■ **Stated problem**: Reproduce exactly the line in which "Type out the text in this image." occurs and all the lines after it, ending with the last line.

── Data extract ──

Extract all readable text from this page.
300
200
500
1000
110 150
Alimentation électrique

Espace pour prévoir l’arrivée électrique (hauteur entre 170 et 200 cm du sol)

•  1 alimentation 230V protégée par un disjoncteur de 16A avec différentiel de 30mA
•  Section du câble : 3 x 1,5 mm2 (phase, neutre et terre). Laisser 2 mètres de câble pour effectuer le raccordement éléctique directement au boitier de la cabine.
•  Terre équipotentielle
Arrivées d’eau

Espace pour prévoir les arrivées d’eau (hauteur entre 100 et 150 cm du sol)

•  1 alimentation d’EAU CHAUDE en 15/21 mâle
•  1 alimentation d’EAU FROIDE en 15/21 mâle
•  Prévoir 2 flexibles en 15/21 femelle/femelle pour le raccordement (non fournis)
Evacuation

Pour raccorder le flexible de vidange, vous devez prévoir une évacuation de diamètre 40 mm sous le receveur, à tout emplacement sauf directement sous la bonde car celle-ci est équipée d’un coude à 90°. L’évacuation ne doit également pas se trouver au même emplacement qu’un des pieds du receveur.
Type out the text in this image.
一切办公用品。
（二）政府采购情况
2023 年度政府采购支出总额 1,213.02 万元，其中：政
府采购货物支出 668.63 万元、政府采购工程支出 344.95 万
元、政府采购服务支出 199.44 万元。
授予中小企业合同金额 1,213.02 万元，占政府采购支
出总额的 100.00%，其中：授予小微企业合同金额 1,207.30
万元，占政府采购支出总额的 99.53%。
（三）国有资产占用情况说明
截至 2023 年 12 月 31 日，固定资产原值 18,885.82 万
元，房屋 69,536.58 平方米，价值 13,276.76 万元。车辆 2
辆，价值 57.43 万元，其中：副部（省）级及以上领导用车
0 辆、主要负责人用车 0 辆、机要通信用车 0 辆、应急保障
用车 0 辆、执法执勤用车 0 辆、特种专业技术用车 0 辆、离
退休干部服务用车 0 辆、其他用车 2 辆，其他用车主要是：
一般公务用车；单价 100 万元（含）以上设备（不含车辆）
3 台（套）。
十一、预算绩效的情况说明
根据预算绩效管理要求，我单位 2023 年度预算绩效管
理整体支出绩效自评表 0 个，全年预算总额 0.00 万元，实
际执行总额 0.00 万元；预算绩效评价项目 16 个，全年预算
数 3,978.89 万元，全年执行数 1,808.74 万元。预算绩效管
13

───

■ **Reply to the task**:
Type out the text in this image.
一切办公用品。
（二）政府采购情况
2023 年度政府采购支出总额 1,213.02 万元，其中：政
府采购货物支出 668.63 万元、政府采购工程支出 344.95 万
元、政府采购服务支出 199.44 万元。
授予中小企业合同金额 1,213.02 万元，占政府采购支
出总额的 100.00%，其中：授予小微企业合同金额 1,207.30
万元，占政府采购支出总额的 99.53%。
（三）国有资产占用情况说明
截至 2023 年 12 月 31 日，固定资产原值 18,885.82 万
元，房屋 69,536.58 平方米，价值 13,276.76 万元。车辆 2
辆，价值 57.43 万元，其中：副部（省）级及以上领导用车
0 辆、主要负责人用车 0 辆、机要通信用车 0 辆、应急保障
用车 0 辆、执法执勤用车 0 辆、特种专业技术用车 0 辆、离
退休干部服务用车 0 辆、其他用车 2 辆，其他用车主要是：
一般公务用车；单价 100 万元（含）以上设备（不含车辆）
3 台（套）。
十一、预算绩效的情况说明
根据预算绩效管理要求，我单位 2023 年度预算绩效管
理整体支出绩效自评表 0 个，全年预算总额 0.00 万元，实
际执行总额 0.00 万元；预算绩效评价项目 16 个，全年预算
数 3,978.89 万元，全年执行数 1,808.74 万元。预算绩效管
13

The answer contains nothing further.